GIVEN RECORDS>
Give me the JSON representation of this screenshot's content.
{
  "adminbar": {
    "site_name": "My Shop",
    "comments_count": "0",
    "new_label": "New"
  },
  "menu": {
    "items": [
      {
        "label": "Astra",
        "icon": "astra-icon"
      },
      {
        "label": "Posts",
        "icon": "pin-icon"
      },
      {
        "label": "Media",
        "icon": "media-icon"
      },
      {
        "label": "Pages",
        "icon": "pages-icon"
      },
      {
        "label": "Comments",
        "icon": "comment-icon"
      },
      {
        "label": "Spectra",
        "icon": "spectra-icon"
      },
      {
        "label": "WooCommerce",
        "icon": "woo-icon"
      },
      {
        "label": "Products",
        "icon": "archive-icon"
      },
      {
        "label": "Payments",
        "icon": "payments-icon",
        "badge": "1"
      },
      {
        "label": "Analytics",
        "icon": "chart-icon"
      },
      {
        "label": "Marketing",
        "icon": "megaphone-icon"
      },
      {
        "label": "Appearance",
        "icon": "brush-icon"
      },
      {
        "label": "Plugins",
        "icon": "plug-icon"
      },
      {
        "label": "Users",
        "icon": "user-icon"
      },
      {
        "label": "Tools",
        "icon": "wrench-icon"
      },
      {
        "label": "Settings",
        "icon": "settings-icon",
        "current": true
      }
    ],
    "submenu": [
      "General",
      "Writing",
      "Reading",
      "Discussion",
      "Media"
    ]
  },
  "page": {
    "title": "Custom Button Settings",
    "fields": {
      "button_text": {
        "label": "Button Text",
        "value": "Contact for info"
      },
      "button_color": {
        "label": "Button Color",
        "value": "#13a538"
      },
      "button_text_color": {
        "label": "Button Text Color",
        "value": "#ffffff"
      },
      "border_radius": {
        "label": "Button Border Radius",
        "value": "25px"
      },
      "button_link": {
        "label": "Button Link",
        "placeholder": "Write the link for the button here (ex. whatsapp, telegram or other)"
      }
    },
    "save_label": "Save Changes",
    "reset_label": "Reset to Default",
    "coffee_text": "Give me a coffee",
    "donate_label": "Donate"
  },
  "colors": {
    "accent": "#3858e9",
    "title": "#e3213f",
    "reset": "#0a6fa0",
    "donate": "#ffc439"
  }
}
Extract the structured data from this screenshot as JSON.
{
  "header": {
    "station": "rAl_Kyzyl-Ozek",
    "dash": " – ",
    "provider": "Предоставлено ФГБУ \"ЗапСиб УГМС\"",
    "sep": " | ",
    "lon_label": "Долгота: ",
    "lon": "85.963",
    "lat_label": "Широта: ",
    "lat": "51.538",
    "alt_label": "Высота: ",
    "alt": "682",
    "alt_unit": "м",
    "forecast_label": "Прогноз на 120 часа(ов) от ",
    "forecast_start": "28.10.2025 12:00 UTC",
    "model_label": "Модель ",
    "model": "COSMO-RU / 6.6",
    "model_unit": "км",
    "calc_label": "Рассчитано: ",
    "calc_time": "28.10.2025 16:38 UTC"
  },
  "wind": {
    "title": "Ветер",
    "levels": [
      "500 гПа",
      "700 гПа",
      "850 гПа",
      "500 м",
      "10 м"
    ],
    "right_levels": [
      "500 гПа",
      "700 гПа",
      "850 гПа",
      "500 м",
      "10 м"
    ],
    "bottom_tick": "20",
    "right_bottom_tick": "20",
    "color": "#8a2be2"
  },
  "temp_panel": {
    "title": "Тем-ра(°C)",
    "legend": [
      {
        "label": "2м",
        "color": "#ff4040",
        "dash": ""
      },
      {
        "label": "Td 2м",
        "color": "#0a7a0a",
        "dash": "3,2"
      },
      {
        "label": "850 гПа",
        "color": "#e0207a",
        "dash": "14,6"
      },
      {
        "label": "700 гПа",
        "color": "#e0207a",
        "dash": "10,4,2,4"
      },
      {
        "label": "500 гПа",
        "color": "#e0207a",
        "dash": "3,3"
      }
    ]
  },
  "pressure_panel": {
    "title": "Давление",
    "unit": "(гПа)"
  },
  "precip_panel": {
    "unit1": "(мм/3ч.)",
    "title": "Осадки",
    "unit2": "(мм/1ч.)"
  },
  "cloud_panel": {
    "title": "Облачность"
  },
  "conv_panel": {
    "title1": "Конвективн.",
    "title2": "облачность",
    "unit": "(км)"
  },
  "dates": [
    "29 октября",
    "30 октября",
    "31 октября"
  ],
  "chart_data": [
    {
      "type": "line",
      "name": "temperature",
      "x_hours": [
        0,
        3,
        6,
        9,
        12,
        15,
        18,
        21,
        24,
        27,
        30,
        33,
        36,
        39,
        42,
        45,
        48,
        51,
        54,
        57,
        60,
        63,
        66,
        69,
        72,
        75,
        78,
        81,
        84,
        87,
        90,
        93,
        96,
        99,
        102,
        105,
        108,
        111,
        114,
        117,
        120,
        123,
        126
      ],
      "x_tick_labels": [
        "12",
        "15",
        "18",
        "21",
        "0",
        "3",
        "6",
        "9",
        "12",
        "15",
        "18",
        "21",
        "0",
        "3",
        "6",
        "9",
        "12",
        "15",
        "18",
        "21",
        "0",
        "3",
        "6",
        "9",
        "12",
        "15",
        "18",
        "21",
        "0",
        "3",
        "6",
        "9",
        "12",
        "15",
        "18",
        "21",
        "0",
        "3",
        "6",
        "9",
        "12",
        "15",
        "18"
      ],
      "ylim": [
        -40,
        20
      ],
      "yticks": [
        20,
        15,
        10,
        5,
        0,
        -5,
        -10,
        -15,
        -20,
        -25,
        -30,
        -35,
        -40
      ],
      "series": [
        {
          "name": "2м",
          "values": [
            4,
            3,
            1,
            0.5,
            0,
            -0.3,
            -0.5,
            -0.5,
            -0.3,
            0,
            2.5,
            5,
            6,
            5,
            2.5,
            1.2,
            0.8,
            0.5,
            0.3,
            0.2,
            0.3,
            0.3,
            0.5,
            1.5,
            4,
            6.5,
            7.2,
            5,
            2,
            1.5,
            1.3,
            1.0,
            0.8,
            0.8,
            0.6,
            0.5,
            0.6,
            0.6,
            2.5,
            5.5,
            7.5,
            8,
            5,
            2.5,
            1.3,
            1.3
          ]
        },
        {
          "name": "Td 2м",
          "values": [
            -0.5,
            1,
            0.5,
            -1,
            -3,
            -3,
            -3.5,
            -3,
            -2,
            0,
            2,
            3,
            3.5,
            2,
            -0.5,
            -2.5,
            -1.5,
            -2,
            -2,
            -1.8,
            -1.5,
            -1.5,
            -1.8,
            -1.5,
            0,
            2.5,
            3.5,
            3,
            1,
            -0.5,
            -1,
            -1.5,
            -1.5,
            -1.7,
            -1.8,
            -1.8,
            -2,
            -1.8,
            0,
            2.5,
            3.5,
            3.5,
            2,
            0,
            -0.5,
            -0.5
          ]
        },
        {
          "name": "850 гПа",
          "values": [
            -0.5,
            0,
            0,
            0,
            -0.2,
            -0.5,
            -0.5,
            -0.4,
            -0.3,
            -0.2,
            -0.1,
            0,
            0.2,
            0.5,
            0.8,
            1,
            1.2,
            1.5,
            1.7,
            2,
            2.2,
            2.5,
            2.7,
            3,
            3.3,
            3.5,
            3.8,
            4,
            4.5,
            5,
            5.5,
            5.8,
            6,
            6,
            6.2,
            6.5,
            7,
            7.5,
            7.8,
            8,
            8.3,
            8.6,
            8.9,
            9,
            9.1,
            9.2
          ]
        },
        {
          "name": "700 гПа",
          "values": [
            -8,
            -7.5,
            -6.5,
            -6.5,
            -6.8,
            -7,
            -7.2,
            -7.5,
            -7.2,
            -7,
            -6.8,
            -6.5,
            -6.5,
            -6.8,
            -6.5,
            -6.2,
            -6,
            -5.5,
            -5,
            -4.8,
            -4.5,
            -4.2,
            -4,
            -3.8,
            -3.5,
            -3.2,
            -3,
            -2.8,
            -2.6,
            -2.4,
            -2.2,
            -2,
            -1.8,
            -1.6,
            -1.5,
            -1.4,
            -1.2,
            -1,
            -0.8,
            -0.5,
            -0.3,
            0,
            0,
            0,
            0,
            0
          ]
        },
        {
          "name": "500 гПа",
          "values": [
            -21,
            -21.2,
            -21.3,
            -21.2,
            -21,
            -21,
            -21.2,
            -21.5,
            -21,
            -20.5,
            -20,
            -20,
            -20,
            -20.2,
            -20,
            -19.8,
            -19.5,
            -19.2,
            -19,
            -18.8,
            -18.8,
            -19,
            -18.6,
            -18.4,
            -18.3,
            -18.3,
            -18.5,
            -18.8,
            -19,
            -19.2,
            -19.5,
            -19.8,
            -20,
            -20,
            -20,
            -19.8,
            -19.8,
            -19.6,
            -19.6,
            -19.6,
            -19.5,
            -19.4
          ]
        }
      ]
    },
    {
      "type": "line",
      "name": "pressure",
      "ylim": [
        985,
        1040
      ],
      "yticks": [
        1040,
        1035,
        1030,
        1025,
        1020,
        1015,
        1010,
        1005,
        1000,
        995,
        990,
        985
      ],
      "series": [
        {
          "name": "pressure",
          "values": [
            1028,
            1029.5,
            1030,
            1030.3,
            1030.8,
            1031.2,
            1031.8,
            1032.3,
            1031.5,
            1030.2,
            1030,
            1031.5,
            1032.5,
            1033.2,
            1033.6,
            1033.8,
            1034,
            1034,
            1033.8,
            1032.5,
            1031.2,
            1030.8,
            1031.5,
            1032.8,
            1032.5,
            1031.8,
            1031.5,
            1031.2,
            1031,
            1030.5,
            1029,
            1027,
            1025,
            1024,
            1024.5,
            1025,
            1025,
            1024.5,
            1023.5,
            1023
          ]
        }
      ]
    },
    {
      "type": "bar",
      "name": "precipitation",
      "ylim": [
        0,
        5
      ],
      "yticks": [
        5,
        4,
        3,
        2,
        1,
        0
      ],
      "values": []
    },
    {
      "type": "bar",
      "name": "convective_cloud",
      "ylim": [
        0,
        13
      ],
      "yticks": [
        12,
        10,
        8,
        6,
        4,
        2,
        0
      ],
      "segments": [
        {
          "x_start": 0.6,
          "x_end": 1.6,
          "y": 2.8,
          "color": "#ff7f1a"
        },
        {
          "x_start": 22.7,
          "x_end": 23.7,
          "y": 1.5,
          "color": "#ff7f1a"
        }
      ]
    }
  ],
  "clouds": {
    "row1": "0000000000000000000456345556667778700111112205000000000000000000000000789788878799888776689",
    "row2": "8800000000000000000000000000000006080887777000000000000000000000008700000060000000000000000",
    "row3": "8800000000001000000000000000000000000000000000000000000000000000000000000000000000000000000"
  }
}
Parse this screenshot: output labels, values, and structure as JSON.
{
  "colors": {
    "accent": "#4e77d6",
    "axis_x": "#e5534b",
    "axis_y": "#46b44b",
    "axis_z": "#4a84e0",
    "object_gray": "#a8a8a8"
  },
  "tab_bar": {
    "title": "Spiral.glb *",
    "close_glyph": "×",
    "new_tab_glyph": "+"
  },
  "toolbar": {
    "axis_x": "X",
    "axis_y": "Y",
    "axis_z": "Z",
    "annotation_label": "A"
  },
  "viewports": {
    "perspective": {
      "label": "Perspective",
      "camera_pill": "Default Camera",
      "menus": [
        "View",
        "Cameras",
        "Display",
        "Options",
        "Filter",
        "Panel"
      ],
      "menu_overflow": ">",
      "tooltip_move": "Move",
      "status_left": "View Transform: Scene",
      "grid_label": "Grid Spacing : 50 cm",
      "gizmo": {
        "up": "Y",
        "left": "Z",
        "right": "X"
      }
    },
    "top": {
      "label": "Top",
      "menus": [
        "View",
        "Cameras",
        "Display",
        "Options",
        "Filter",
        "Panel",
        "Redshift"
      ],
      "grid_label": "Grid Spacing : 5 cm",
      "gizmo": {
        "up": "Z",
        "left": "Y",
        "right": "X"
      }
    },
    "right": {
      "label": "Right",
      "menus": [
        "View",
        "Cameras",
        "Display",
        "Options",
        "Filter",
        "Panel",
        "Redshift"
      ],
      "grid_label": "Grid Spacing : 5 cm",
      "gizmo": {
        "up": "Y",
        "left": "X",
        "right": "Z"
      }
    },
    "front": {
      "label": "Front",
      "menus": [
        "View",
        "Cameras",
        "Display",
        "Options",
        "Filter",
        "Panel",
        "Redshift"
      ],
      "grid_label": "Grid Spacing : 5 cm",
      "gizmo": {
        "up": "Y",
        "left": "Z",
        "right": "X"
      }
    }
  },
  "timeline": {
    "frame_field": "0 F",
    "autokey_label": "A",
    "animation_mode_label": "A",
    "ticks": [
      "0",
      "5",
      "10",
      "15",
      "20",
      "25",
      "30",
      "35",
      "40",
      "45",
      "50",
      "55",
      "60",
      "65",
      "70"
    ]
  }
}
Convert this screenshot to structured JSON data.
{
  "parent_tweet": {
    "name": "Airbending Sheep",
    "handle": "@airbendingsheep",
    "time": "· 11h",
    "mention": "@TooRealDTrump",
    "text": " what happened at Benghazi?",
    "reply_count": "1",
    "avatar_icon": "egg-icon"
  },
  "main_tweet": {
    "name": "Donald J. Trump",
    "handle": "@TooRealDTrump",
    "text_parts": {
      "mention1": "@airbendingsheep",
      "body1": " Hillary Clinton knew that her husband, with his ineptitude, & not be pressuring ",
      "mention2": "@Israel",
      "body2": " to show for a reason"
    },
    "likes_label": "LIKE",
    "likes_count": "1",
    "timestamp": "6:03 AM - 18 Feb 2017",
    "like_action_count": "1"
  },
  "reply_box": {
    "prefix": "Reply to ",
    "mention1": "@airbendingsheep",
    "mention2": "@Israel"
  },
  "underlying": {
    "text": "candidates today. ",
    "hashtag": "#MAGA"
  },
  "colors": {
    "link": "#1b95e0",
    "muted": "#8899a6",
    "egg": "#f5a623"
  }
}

EXERCISE>
Each line from the one containing "Convert this screenshot" to the final line of the entries above must be returned exactly, and no other line may appear.

TASK RESULT>
Convert this screenshot to structured JSON data.
{
  "parent_tweet": {
    "name": "Airbending Sheep",
    "handle": "@airbendingsheep",
    "time": "· 11h",
    "mention": "@TooRealDTrump",
    "text": " what happened at Benghazi?",
    "reply_count": "1",
    "avatar_icon": "egg-icon"
  },
  "main_tweet": {
    "name": "Donald J. Trump",
    "handle": "@TooRealDTrump",
    "text_parts": {
      "mention1": "@airbendingsheep",
      "body1": " Hillary Clinton knew that her husband, with his ineptitude, & not be pressuring ",
      "mention2": "@Israel",
      "body2": " to show for a reason"
    },
    "likes_label": "LIKE",
    "likes_count": "1",
    "timestamp": "6:03 AM - 18 Feb 2017",
    "like_action_count": "1"
  },
  "reply_box": {
    "prefix": "Reply to ",
    "mention1": "@airbendingsheep",
    "mention2": "@Israel"
  },
  "underlying": {
    "text": "candidates today. ",
    "hashtag": "#MAGA"
  },
  "colors": {
    "link": "#1b95e0",
    "muted": "#8899a6",
    "egg": "#f5a623"
  }
}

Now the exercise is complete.